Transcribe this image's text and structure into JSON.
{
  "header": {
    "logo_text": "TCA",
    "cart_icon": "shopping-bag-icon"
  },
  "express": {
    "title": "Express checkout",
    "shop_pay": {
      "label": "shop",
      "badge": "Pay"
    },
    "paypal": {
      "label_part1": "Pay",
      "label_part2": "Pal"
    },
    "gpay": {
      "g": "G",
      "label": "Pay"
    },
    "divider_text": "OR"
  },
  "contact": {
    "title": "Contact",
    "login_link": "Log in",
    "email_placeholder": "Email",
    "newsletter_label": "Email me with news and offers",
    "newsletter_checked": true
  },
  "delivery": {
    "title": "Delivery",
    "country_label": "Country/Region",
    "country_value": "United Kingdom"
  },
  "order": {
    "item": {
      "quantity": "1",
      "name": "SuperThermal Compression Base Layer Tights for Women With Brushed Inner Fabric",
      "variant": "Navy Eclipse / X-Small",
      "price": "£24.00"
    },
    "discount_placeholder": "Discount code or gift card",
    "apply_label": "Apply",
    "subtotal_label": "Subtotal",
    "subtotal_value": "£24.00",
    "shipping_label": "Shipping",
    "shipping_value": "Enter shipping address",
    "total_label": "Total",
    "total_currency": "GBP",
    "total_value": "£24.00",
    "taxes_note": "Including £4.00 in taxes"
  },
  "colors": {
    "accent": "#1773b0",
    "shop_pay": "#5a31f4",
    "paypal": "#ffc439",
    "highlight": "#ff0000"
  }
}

..............................

• [EXERCISE INSTRUCTIONS] Type out all of the material again, word for word.

• [SOLUTION TO THIS PROBLEM]
Transcribe this image's text and structure into JSON.
{
  "header": {
    "logo_text": "TCA",
    "cart_icon": "shopping-bag-icon"
  },
  "express": {
    "title": "Express checkout",
    "shop_pay": {
      "label": "shop",
      "badge": "Pay"
    },
    "paypal": {
      "label_part1": "Pay",
      "label_part2": "Pal"
    },
    "gpay": {
      "g": "G",
      "label": "Pay"
    },
    "divider_text": "OR"
  },
  "contact": {
    "title": "Contact",
    "login_link": "Log in",
    "email_placeholder": "Email",
    "newsletter_label": "Email me with news and offers",
    "newsletter_checked": true
  },
  "delivery": {
    "title": "Delivery",
    "country_label": "Country/Region",
    "country_value": "United Kingdom"
  },
  "order": {
    "item": {
      "quantity": "1",
      "name": "SuperThermal Compression Base Layer Tights for Women With Brushed Inner Fabric",
      "variant": "Navy Eclipse / X-Small",
      "price": "£24.00"
    },
    "discount_placeholder": "Discount code or gift card",
    "apply_label": "Apply",
    "subtotal_label": "Subtotal",
    "subtotal_value": "£24.00",
    "shipping_label": "Shipping",
    "shipping_value": "Enter shipping address",
    "total_label": "Total",
    "total_currency": "GBP",
    "total_value": "£24.00",
    "taxes_note": "Including £4.00 in taxes"
  },
  "colors": {
    "accent": "#1773b0",
    "shop_pay": "#5a31f4",
    "paypal": "#ffc439",
    "highlight": "#ff0000"
  }
}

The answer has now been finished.